> _原文抜粋_
と言っても、ある意味コアなジャンルとして確立しているがゆえに、どこから手をつければいいのやら??? 手探りもいいところです。
そんな中で教えていただいたこれが面白かったので紹介。

ぴよぴよぴよ。
はい、動物しかでません。
自分にとっては全く新しい世界でした。
 

●こんにちは、世界●

結論からいうと、すげー面白かったです。
絵柄も普段読むタイプの漫画と全く違いますし、題材も今まで触れたものと全然別物なんですけど、この作品は読んでいるとものすごい既視感に襲われるんですよ。
もちろん題材は動物メイン、そんなに読んだこと無いはずなのになんで? 
 
4コマ漫画の定石として、ある程度のちょっと変わった基本ルールが基盤になって、それを繰り返すという形式は同じなんですが、このマンガの基本ルールになっているのはここです。

金魚をインプリンティングしてしまったひよこ。
刷り込み - Wikipedia

実はこのコマ、すごくシンプルなんですが異常な事態が地味に詰め込まれているんですよね。
そもそも買ってきた卵からはひよこは孵化しません。
でもここでひょろっと描かれているだけなので、普通に読んでいるとあんまり気づきません。後半になってからその話が改めて出てきて、あ!と気づく仕組みになってます。
 
インプリンティングのネタはやっぱり動物ネタならではですよね。このあと、なぜか陸上を歩ける金魚をひよこがぽてぽてついて歩きまわり始めます。
全く異種の組み合わせすぎるのですが、意外と読んでいると不思議に感じられないのが面白いところ。あ、そうか。やはり動物マンガ雑誌に載っていただけあって、動物はかわいい!というのが前提にあるんだ。
金魚かわいい! ひよこかわいい!
だからひよこが金魚のあとをついてあるくという珍妙な光景も「かわいい!」でくくることが出来ているんだ。多分この「かわいい!」は動物マンガにおいては重要な位置のような気がします。
だから、この作品に出てくるひよこたちは非常にかわいく、基本軸からは絶対外れま……。

そうでもなかったー!
 

●おっさんのひよこ●

そもそも色々おかしい!
おっさんなのにひよこって、年取ってないの、どういうことなの。
「かわいい!」によって、ありえないルールが保持されていた世界を、いとも簡単におっさんひよこは打ち破ってくれます。

> _記録抜粋_
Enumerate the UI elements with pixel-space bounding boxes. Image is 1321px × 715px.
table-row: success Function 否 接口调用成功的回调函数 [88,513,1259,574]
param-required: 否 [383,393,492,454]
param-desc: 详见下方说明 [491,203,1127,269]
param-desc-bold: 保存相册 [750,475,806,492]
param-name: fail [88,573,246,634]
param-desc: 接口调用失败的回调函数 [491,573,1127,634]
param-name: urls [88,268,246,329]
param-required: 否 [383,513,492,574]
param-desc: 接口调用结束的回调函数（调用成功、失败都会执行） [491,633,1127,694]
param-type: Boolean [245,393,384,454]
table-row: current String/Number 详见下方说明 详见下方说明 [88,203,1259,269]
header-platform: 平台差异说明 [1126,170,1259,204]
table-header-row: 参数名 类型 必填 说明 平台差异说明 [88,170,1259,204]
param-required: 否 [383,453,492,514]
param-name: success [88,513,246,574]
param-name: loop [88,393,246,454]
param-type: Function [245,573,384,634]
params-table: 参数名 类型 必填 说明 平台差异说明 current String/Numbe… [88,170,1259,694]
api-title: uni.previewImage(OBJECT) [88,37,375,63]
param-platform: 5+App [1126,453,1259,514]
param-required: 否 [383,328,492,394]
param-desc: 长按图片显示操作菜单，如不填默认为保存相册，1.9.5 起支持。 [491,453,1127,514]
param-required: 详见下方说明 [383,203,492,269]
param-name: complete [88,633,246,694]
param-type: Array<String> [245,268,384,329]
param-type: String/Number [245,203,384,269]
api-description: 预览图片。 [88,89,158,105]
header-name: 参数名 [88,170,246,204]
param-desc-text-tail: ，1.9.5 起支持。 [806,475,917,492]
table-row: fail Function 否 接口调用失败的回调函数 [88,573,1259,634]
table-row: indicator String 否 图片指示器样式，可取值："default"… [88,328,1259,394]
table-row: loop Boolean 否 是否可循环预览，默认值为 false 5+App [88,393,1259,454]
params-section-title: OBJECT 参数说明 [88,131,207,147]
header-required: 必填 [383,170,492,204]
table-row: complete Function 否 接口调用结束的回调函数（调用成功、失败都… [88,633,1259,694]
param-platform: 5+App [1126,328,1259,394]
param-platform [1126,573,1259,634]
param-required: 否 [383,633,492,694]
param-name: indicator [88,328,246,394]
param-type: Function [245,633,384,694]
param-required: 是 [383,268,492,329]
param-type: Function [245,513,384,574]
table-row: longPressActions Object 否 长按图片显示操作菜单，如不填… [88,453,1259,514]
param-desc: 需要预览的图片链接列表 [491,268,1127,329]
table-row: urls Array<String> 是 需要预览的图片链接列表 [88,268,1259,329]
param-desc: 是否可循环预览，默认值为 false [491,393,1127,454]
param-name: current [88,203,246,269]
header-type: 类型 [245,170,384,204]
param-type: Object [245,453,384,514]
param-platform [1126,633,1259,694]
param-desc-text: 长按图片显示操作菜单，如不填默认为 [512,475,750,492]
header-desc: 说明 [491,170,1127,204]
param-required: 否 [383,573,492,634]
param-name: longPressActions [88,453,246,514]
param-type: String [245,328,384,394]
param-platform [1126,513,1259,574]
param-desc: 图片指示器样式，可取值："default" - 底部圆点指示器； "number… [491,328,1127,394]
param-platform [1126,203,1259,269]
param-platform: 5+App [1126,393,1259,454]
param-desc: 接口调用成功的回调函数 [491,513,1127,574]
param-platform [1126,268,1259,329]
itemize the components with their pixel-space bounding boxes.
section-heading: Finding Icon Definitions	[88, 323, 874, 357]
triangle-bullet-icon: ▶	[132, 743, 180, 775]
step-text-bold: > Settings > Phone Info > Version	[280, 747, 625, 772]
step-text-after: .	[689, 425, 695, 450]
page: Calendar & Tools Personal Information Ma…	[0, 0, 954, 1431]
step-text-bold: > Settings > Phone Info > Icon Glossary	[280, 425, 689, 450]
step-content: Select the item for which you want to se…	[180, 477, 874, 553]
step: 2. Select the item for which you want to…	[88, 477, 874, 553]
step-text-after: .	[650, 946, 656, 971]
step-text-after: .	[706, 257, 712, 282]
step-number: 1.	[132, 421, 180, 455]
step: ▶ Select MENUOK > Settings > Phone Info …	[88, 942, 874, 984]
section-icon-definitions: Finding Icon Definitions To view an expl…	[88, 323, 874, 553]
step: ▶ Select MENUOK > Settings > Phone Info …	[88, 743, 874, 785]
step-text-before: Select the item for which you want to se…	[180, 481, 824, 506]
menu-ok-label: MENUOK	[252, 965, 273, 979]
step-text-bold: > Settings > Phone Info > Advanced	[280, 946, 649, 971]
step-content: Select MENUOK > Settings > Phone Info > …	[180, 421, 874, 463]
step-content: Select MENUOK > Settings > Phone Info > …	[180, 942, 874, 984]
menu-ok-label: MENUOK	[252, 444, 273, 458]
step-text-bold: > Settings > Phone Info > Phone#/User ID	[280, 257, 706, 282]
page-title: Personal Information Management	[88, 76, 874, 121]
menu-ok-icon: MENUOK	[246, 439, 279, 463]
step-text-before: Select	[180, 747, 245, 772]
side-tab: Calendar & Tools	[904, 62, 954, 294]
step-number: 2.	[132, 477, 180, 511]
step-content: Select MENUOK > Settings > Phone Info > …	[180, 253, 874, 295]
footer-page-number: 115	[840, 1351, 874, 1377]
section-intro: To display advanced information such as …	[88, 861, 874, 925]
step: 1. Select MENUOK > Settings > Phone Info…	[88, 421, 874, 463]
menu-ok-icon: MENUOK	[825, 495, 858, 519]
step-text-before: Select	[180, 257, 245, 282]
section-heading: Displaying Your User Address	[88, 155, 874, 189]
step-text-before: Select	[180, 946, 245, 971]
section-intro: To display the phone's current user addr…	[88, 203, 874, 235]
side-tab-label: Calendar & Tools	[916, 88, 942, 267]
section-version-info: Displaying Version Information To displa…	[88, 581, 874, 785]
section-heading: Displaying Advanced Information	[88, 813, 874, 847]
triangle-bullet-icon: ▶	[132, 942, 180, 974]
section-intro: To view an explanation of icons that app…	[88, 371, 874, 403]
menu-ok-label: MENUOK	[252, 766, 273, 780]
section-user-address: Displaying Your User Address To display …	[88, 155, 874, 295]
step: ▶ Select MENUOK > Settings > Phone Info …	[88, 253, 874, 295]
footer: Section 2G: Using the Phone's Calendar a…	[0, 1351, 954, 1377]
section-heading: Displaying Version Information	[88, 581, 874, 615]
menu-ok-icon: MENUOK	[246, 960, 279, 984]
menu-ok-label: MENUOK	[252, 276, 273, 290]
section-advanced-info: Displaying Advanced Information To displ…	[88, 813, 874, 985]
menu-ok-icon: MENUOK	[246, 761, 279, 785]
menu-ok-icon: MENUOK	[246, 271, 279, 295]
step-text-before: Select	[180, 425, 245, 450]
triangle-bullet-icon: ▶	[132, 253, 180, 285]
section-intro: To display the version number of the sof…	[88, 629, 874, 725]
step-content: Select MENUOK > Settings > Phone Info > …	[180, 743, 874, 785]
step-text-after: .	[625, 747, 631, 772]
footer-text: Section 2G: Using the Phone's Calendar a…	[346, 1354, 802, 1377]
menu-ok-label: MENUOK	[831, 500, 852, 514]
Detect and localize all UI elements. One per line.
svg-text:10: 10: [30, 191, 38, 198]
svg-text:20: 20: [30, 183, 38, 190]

> _作業指示_
原文抜粋のうち、「インプリンティングのネタはや」から「要な位置のような気がします。」までを、終わりの語句も含めて一字も変えずに書き写してください。

> _演習結果_
インプリンティングのネタはやっぱり動物ネタならではですよね。このあと、なぜか陸上を歩ける金魚をひよこがぽてぽてついて歩きまわり始めます。
全く異種の組み合わせすぎるのですが、意外と読んでいると不思議に感じられないのが面白いところ。あ、そうか。やはり動物マンガ雑誌に載っていただけあって、動物はかわいい!というのが前提にあるんだ。
金魚かわいい! ひよこかわいい!
だからひよこが金魚のあとをついてあるくという珍妙な光景も「かわいい!」でくくることが出来ているんだ。多分この「かわいい!」は動物マンガにおいては重要な位置のような気がします。